__What is expected__
Transcribe the records below exactly, leaving out any pictures.
○ ○ ○ ○ ○
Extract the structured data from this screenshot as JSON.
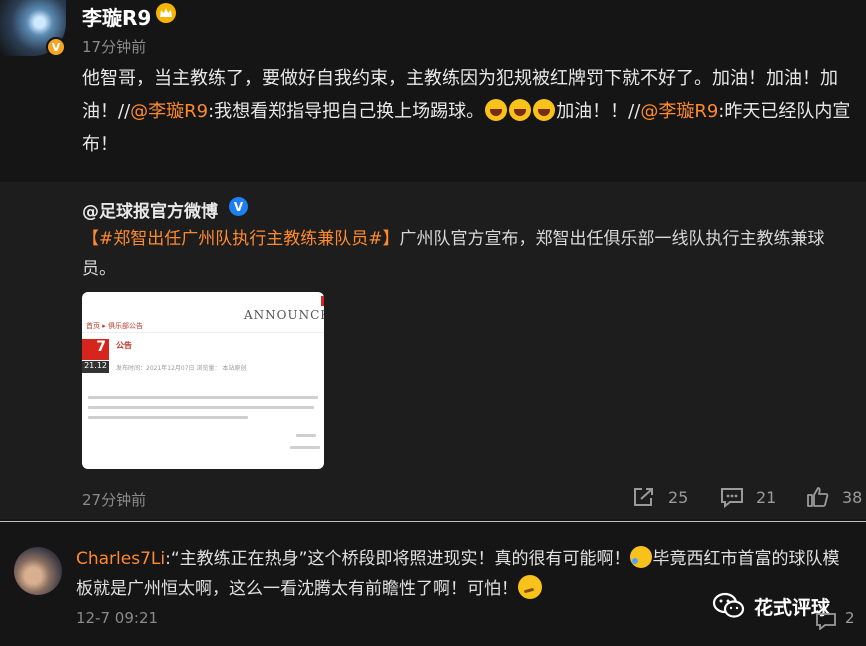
{
  "post": {
    "username": "李璇R9",
    "vip_badge": "V",
    "time": "17分钟前",
    "text_a": "他智哥，当主教练了，要做好自我约束，主教练因为犯规被红牌罚下就不好了。加油！加油！加油！//",
    "mention_a": "@李璇R9",
    "text_b": ":我想看郑指导把自己换上场踢球。",
    "text_c": "加油！！//",
    "mention_b": "@李璇R9",
    "text_d": ":昨天已经队内宣布！"
  },
  "repost": {
    "username": "@足球报官方微博",
    "verified_badge": "V",
    "topic": "【#郑智出任广州队执行主教练兼队员#】",
    "text": "广州队官方宣布，郑智出任俱乐部一线队执行主教练兼球员。",
    "thumbnail": {
      "title": "ANNOUNCEI",
      "crumb": "首页 ▸ 俱乐部公告",
      "day": "7",
      "date": "21.12",
      "heading": "公告",
      "meta": "发布时间：2021年12月07日  浏览量：  本站原创"
    },
    "time": "27分钟前",
    "share_count": "25",
    "comment_count": "21",
    "like_count": "38"
  },
  "comment": {
    "author": "Charles7Li",
    "text_a": ":“主教练正在热身”这个桥段即将照进现实！真的很有可能啊！",
    "text_b": "毕竟西红市首富的球队模板就是广州恒太啊，这么一看沈腾太有前瞻性了啊！可怕！",
    "time": "12-7 09:21",
    "comment_count": "2"
  },
  "watermark": {
    "text": "花式评球"
  },
  "colors": {
    "background": "#151515",
    "repost_bg": "#1d1d1d",
    "accent": "#ff8a2e",
    "muted": "#8a8a8a"
  }
}
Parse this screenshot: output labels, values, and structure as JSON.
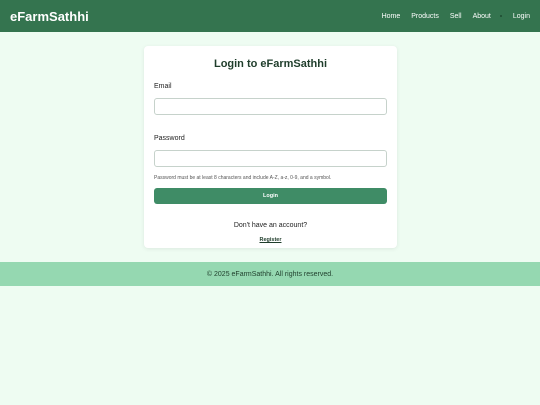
{
  "nav": {
    "brand": "eFarmSathhi",
    "links": [
      "Home",
      "Products",
      "Sell",
      "About",
      "Login"
    ]
  },
  "login": {
    "title": "Login to eFarmSathhi",
    "email_label": "Email",
    "email_value": "",
    "password_label": "Password",
    "password_value": "",
    "password_hint": "Password must be at least 8 characters and include A-Z, a-z, 0-9, and a symbol.",
    "login_button": "Login",
    "no_account_text": "Don't have an account?",
    "register_link": "Register"
  },
  "footer": {
    "text": "© 2025 eFarmSathhi. All rights reserved."
  },
  "colors": {
    "header_bg": "#34744f",
    "page_bg": "#eefcf2",
    "button_bg": "#3f8c66",
    "footer_bg": "#95d8b1"
  }
}
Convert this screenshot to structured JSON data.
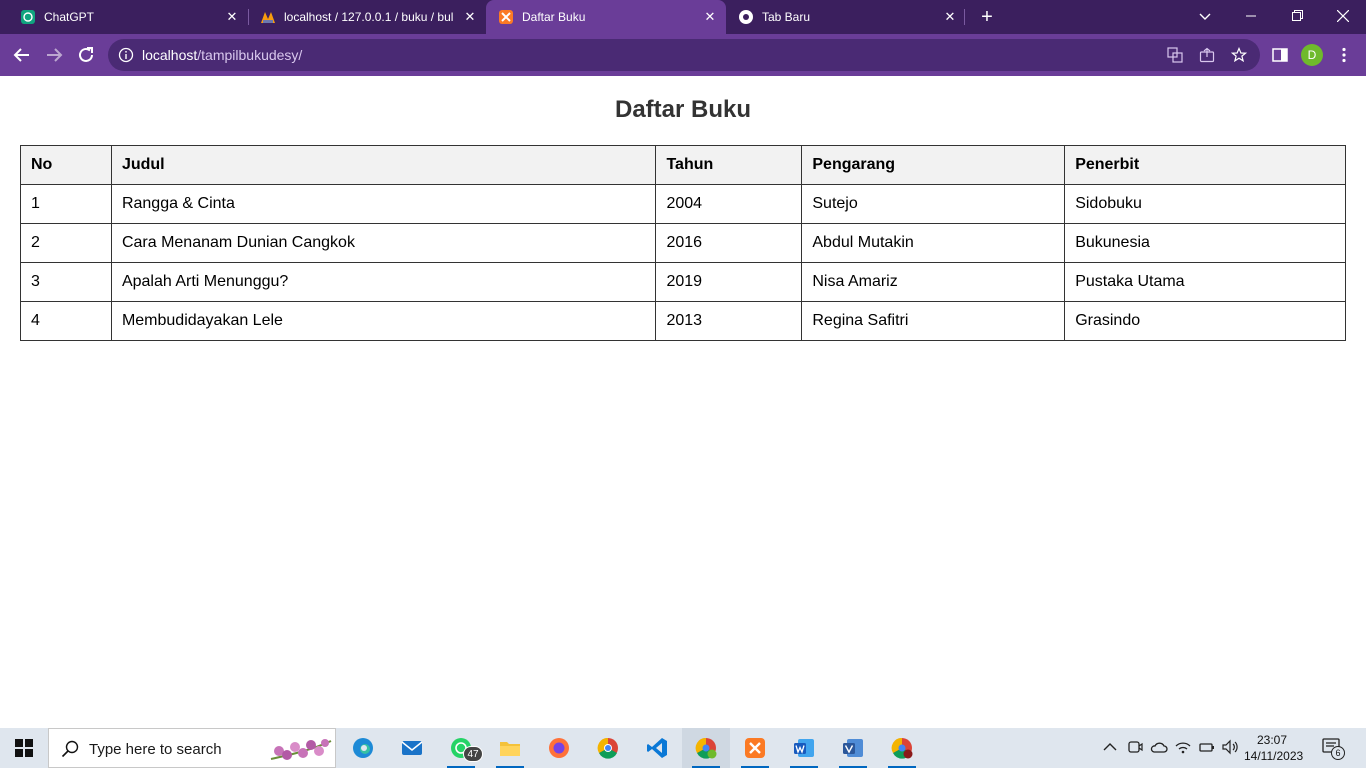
{
  "browser": {
    "tabs": [
      {
        "title": "ChatGPT",
        "active": false
      },
      {
        "title": "localhost / 127.0.0.1 / buku / bul",
        "active": false
      },
      {
        "title": "Daftar Buku",
        "active": true
      },
      {
        "title": "Tab Baru",
        "active": false
      }
    ],
    "url_host": "localhost",
    "url_path": "/tampilbukudesy/",
    "profile_initial": "D",
    "accent": "#6a3d98"
  },
  "page": {
    "title": "Daftar Buku",
    "table": {
      "headers": [
        "No",
        "Judul",
        "Tahun",
        "Pengarang",
        "Penerbit"
      ],
      "rows": [
        [
          "1",
          "Rangga & Cinta",
          "2004",
          "Sutejo",
          "Sidobuku"
        ],
        [
          "2",
          "Cara Menanam Dunian Cangkok",
          "2016",
          "Abdul Mutakin",
          "Bukunesia"
        ],
        [
          "3",
          "Apalah Arti Menunggu?",
          "2019",
          "Nisa Amariz",
          "Pustaka Utama"
        ],
        [
          "4",
          "Membudidayakan Lele",
          "2013",
          "Regina Safitri",
          "Grasindo"
        ]
      ]
    }
  },
  "taskbar": {
    "search_placeholder": "Type here to search",
    "whatsapp_badge": "47",
    "time": "23:07",
    "date": "14/11/2023",
    "notification_count": "6"
  }
}
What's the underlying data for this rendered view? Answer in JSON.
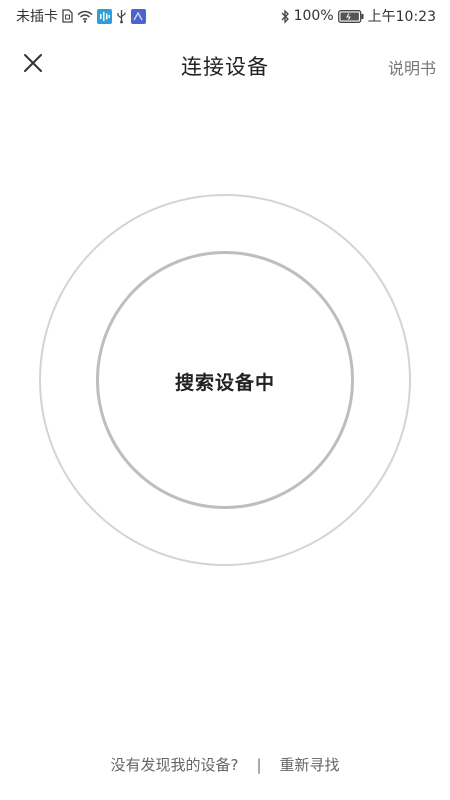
{
  "status_bar": {
    "carrier": "未插卡",
    "battery": "100%",
    "time": "上午10:23",
    "icons": [
      "sim-icon",
      "wifi-icon",
      "audio-app-icon",
      "usb-icon",
      "app-icon",
      "bluetooth-icon",
      "battery-icon"
    ]
  },
  "header": {
    "title": "连接设备",
    "manual_label": "说明书",
    "close_icon": "close-icon"
  },
  "main": {
    "status_text": "搜索设备中"
  },
  "footer": {
    "not_found_text": "没有发现我的设备?",
    "separator": "|",
    "rescan_label": "重新寻找"
  },
  "colors": {
    "outer_ring": "#d4d4d6",
    "inner_ring": "#bdbdc2",
    "text_primary": "#222222",
    "text_secondary": "#777777"
  }
}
○ ○ ○ ○ ○
__Task response__
Extract the structured data from this screenshot as JSON.
{
  "post": {
    "username": "李璇R9",
    "vip_badge": "V",
    "time": "17分钟前",
    "text_a": "他智哥，当主教练了，要做好自我约束，主教练因为犯规被红牌罚下就不好了。加油！加油！加油！//",
    "mention_a": "@李璇R9",
    "text_b": ":我想看郑指导把自己换上场踢球。",
    "text_c": "加油！！//",
    "mention_b": "@李璇R9",
    "text_d": ":昨天已经队内宣布！"
  },
  "repost": {
    "username": "@足球报官方微博",
    "verified_badge": "V",
    "topic": "【#郑智出任广州队执行主教练兼队员#】",
    "text": "广州队官方宣布，郑智出任俱乐部一线队执行主教练兼球员。",
    "thumbnail": {
      "title": "ANNOUNCEI",
      "crumb": "首页 ▸ 俱乐部公告",
      "day": "7",
      "date": "21.12",
      "heading": "公告",
      "meta": "发布时间：2021年12月07日  浏览量：  本站原创"
    },
    "time": "27分钟前",
    "share_count": "25",
    "comment_count": "21",
    "like_count": "38"
  },
  "comment": {
    "author": "Charles7Li",
    "text_a": ":“主教练正在热身”这个桥段即将照进现实！真的很有可能啊！",
    "text_b": "毕竟西红市首富的球队模板就是广州恒太啊，这么一看沈腾太有前瞻性了啊！可怕！",
    "time": "12-7 09:21",
    "comment_count": "2"
  },
  "watermark": {
    "text": "花式评球"
  },
  "colors": {
    "background": "#151515",
    "repost_bg": "#1d1d1d",
    "accent": "#ff8a2e",
    "muted": "#8a8a8a"
  }
}
Parse this screenshot: output labels, values, and structure as JSON.
{
  "nav": {
    "brand": "eFarmSathhi",
    "links": [
      "Home",
      "Products",
      "Sell",
      "About",
      "Login"
    ]
  },
  "login": {
    "title": "Login to eFarmSathhi",
    "email_label": "Email",
    "email_value": "",
    "password_label": "Password",
    "password_value": "",
    "password_hint": "Password must be at least 8 characters and include A-Z, a-z, 0-9, and a symbol.",
    "login_button": "Login",
    "no_account_text": "Don't have an account?",
    "register_link": "Register"
  },
  "footer": {
    "text": "© 2025 eFarmSathhi. All rights reserved."
  },
  "colors": {
    "header_bg": "#34744f",
    "page_bg": "#eefcf2",
    "button_bg": "#3f8c66",
    "footer_bg": "#95d8b1"
  }
}
Convert this screenshot to structured JSON data.
{
  "browser": {
    "tabs": [
      {
        "title": "ChatGPT",
        "active": false
      },
      {
        "title": "localhost / 127.0.0.1 / buku / bul",
        "active": false
      },
      {
        "title": "Daftar Buku",
        "active": true
      },
      {
        "title": "Tab Baru",
        "active": false
      }
    ],
    "url_host": "localhost",
    "url_path": "/tampilbukudesy/",
    "profile_initial": "D",
    "accent": "#6a3d98"
  },
  "page": {
    "title": "Daftar Buku",
    "table": {
      "headers": [
        "No",
        "Judul",
        "Tahun",
        "Pengarang",
        "Penerbit"
      ],
      "rows": [
        [
          "1",
          "Rangga & Cinta",
          "2004",
          "Sutejo",
          "Sidobuku"
        ],
        [
          "2",
          "Cara Menanam Dunian Cangkok",
          "2016",
          "Abdul Mutakin",
          "Bukunesia"
        ],
        [
          "3",
          "Apalah Arti Menunggu?",
          "2019",
          "Nisa Amariz",
          "Pustaka Utama"
        ],
        [
          "4",
          "Membudidayakan Lele",
          "2013",
          "Regina Safitri",
          "Grasindo"
        ]
      ]
    }
  },
  "taskbar": {
    "search_placeholder": "Type here to search",
    "whatsapp_badge": "47",
    "time": "23:07",
    "date": "14/11/2023",
    "notification_count": "6"
  }
}
What's the underlying data for this rendered view? Answer in JSON.
{
  "status_bar": {
    "carrier": "未插卡",
    "battery": "100%",
    "time": "上午10:23",
    "icons": [
      "sim-icon",
      "wifi-icon",
      "audio-app-icon",
      "usb-icon",
      "app-icon",
      "bluetooth-icon",
      "battery-icon"
    ]
  },
  "header": {
    "title": "连接设备",
    "manual_label": "说明书",
    "close_icon": "close-icon"
  },
  "main": {
    "status_text": "搜索设备中"
  },
  "footer": {
    "not_found_text": "没有发现我的设备?",
    "separator": "|",
    "rescan_label": "重新寻找"
  },
  "colors": {
    "outer_ring": "#d4d4d6",
    "inner_ring": "#bdbdc2",
    "text_primary": "#222222",
    "text_secondary": "#777777"
  }
}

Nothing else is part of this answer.